• _Written instruction_:
Select the lines of the records containing the word "this" and list them.

• _Stored data entries_:
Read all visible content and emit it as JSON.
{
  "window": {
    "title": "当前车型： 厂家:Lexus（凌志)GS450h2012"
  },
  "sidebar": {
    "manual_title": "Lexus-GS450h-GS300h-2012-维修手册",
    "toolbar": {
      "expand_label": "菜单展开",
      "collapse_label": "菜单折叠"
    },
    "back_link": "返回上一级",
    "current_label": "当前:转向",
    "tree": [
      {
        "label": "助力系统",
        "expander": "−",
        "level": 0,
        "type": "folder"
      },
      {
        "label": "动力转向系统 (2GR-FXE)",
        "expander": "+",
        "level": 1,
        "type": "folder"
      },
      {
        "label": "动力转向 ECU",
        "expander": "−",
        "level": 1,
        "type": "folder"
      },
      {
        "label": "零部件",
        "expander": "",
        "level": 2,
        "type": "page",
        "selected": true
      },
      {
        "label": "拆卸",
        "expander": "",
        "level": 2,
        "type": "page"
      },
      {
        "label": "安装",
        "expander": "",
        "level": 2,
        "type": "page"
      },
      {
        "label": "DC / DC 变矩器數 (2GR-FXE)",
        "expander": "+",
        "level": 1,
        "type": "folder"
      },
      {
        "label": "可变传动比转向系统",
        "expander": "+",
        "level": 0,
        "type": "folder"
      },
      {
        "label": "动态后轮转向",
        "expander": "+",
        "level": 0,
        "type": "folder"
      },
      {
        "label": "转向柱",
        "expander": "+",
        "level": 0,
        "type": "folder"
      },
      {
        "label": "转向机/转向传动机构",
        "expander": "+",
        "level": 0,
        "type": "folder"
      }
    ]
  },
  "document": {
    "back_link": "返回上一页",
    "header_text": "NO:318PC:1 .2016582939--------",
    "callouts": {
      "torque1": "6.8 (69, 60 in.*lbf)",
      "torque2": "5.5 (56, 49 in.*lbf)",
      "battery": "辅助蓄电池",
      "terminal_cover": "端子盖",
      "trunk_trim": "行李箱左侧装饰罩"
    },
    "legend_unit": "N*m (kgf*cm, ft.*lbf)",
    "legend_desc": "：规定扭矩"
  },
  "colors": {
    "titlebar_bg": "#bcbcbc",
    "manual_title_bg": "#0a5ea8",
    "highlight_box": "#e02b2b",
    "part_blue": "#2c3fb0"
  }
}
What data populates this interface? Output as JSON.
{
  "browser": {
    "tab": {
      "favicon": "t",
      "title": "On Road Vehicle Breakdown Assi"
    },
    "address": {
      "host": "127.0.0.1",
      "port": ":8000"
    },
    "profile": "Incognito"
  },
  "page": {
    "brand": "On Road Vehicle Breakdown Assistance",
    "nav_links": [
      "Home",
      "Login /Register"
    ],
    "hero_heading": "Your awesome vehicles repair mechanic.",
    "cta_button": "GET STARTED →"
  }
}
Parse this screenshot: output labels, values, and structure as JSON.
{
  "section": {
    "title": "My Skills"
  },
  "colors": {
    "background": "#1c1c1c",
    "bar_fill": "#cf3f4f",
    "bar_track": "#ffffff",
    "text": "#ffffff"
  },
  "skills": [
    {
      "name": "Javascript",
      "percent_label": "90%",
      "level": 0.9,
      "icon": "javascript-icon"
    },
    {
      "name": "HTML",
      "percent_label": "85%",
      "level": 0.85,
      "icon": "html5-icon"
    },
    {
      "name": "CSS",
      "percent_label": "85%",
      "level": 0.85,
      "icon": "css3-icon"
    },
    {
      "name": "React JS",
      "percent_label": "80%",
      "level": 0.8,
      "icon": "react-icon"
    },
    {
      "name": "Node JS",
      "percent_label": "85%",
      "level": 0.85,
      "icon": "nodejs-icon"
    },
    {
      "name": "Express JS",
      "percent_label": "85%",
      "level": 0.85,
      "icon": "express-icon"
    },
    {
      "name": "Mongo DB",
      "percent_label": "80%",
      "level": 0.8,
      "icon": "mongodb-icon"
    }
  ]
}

• _Finished exercise_:
What data populates this interface? Output as JSON.
Parse this screenshot: output labels, values, and structure as JSON.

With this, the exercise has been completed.